* _What to produce_
Turn the entries into a numbered list, starting with the first line and going on through the line with "- blood-flow-diagram: [44, 203, 204, 243]", both lines included. Leave out any blank lines.

---- Recorded information

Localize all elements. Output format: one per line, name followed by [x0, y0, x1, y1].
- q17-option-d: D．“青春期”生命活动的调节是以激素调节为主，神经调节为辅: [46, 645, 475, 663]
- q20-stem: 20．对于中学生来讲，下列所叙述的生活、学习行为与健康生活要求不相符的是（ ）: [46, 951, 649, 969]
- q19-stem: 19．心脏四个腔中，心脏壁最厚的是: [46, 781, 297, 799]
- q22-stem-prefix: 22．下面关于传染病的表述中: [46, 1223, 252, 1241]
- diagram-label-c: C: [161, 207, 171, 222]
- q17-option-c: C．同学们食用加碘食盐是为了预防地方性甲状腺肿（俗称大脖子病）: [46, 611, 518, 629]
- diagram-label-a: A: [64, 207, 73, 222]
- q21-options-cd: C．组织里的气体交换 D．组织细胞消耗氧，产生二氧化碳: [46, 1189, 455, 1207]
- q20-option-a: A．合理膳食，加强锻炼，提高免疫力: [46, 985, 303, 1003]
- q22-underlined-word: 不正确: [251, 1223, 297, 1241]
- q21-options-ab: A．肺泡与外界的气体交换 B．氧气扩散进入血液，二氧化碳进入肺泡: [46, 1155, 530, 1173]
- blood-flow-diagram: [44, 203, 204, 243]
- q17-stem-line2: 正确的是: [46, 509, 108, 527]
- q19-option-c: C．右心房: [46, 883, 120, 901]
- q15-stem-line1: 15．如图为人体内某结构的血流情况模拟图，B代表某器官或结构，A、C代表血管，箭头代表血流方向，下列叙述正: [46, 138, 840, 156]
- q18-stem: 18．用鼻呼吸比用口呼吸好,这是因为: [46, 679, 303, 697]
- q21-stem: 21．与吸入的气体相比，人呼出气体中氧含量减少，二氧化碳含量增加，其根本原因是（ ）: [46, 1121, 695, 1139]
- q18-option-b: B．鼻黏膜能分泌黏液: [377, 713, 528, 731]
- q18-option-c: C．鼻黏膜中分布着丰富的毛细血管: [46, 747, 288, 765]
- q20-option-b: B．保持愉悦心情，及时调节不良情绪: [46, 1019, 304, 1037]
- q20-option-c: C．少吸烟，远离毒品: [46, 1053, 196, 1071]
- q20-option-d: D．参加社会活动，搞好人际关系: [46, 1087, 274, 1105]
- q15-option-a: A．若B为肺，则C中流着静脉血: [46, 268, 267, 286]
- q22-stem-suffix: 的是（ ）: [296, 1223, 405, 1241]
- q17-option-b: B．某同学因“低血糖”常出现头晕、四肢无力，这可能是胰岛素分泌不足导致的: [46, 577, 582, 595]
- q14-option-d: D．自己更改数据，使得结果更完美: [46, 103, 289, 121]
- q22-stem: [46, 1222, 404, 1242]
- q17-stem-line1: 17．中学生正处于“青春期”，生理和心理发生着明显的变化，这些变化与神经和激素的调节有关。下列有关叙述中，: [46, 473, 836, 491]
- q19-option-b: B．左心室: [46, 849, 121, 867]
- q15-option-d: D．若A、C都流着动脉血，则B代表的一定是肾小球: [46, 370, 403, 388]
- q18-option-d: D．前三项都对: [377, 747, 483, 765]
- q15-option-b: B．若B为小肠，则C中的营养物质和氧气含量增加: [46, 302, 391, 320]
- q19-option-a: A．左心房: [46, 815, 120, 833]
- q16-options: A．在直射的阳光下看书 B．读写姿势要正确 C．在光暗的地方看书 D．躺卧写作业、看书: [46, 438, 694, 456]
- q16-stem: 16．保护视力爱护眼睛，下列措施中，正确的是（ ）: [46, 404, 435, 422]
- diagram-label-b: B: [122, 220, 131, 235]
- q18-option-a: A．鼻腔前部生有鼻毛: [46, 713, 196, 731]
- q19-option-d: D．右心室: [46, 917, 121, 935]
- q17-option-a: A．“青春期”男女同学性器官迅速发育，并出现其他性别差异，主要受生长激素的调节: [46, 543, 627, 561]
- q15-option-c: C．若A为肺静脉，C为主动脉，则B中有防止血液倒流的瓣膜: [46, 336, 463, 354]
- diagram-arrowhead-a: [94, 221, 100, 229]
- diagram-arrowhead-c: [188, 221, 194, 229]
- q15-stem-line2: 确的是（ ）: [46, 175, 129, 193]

--------

* _Exercise result_
1. Localize all elements. Output format: one per line, name followed by [x0, y0, x1, y1].
2. - q17-option-d: D．“青春期”生命活动的调节是以激素调节为主，神经调节为辅: [46, 645, 475, 663]
3. - q20-stem: 20．对于中学生来讲，下列所叙述的生活、学习行为与健康生活要求不相符的是（ ）: [46, 951, 649, 969]
4. - q19-stem: 19．心脏四个腔中，心脏壁最厚的是: [46, 781, 297, 799]
5. - q22-stem-prefix: 22．下面关于传染病的表述中: [46, 1223, 252, 1241]
6. - diagram-label-c: C: [161, 207, 171, 222]
7. - q17-option-c: C．同学们食用加碘食盐是为了预防地方性甲状腺肿（俗称大脖子病）: [46, 611, 518, 629]
8. - diagram-label-a: A: [64, 207, 73, 222]
9. - q21-options-cd: C．组织里的气体交换 D．组织细胞消耗氧，产生二氧化碳: [46, 1189, 455, 1207]
10. - q20-option-a: A．合理膳食，加强锻炼，提高免疫力: [46, 985, 303, 1003]
11. - q22-underlined-word: 不正确: [251, 1223, 297, 1241]
12. - q21-options-ab: A．肺泡与外界的气体交换 B．氧气扩散进入血液，二氧化碳进入肺泡: [46, 1155, 530, 1173]
13. - blood-flow-diagram: [44, 203, 204, 243]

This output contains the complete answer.